Exercise objective: Exact reproduction is required for all entries.

Records to process:

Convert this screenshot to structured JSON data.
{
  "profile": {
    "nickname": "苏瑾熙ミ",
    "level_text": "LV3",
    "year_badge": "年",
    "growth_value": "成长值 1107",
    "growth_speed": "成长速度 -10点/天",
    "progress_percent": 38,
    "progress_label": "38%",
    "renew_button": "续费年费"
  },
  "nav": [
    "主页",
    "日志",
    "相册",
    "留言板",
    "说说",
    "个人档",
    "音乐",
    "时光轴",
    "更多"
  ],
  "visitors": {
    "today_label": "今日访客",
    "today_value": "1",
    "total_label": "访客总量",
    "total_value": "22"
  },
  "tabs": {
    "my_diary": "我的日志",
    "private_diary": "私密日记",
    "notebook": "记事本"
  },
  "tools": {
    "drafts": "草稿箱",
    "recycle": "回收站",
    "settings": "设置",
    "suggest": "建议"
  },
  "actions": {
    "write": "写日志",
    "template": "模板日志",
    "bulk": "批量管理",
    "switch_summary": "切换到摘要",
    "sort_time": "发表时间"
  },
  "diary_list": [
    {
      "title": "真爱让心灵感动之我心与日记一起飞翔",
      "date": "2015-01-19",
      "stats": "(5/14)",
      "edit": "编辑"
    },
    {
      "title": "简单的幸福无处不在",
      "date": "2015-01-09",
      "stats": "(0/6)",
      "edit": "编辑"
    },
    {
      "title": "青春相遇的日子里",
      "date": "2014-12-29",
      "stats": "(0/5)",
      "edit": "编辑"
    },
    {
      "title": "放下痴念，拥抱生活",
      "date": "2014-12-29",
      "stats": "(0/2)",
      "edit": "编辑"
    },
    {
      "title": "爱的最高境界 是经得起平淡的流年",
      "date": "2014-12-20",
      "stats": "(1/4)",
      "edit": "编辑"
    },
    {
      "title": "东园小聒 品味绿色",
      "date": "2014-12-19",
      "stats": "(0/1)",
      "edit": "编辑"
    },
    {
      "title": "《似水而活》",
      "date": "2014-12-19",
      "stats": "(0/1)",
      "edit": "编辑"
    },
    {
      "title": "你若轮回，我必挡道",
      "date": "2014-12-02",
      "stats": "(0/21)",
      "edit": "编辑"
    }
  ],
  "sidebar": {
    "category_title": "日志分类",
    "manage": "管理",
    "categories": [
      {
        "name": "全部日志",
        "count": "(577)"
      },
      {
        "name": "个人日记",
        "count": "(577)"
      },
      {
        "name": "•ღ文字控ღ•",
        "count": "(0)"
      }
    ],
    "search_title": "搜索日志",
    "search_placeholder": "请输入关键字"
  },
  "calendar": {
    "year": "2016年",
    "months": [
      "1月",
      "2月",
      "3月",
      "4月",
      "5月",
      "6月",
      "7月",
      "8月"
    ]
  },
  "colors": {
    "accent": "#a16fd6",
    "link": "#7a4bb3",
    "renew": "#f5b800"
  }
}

Solution to the problem:
Convert this screenshot to structured JSON data.
{
  "profile": {
    "nickname": "苏瑾熙ミ",
    "level_text": "LV3",
    "year_badge": "年",
    "growth_value": "成长值 1107",
    "growth_speed": "成长速度 -10点/天",
    "progress_percent": 38,
    "progress_label": "38%",
    "renew_button": "续费年费"
  },
  "nav": [
    "主页",
    "日志",
    "相册",
    "留言板",
    "说说",
    "个人档",
    "音乐",
    "时光轴",
    "更多"
  ],
  "visitors": {
    "today_label": "今日访客",
    "today_value": "1",
    "total_label": "访客总量",
    "total_value": "22"
  },
  "tabs": {
    "my_diary": "我的日志",
    "private_diary": "私密日记",
    "notebook": "记事本"
  },
  "tools": {
    "drafts": "草稿箱",
    "recycle": "回收站",
    "settings": "设置",
    "suggest": "建议"
  },
  "actions": {
    "write": "写日志",
    "template": "模板日志",
    "bulk": "批量管理",
    "switch_summary": "切换到摘要",
    "sort_time": "发表时间"
  },
  "diary_list": [
    {
      "title": "真爱让心灵感动之我心与日记一起飞翔",
      "date": "2015-01-19",
      "stats": "(5/14)",
      "edit": "编辑"
    },
    {
      "title": "简单的幸福无处不在",
      "date": "2015-01-09",
      "stats": "(0/6)",
      "edit": "编辑"
    },
    {
      "title": "青春相遇的日子里",
      "date": "2014-12-29",
      "stats": "(0/5)",
      "edit": "编辑"
    },
    {
      "title": "放下痴念，拥抱生活",
      "date": "2014-12-29",
      "stats": "(0/2)",
      "edit": "编辑"
    },
    {
      "title": "爱的最高境界 是经得起平淡的流年",
      "date": "2014-12-20",
      "stats": "(1/4)",
      "edit": "编辑"
    },
    {
      "title": "东园小聒 品味绿色",
      "date": "2014-12-19",
      "stats": "(0/1)",
      "edit": "编辑"
    },
    {
      "title": "《似水而活》",
      "date": "2014-12-19",
      "stats": "(0/1)",
      "edit": "编辑"
    },
    {
      "title": "你若轮回，我必挡道",
      "date": "2014-12-02",
      "stats": "(0/21)",
      "edit": "编辑"
    }
  ],
  "sidebar": {
    "category_title": "日志分类",
    "manage": "管理",
    "categories": [
      {
        "name": "全部日志",
        "count": "(577)"
      },
      {
        "name": "个人日记",
        "count": "(577)"
      },
      {
        "name": "•ღ文字控ღ•",
        "count": "(0)"
      }
    ],
    "search_title": "搜索日志",
    "search_placeholder": "请输入关键字"
  },
  "calendar": {
    "year": "2016年",
    "months": [
      "1月",
      "2月",
      "3月",
      "4月",
      "5月",
      "6月",
      "7月",
      "8月"
    ]
  },
  "colors": {
    "accent": "#a16fd6",
    "link": "#7a4bb3",
    "renew": "#f5b800"
  }
}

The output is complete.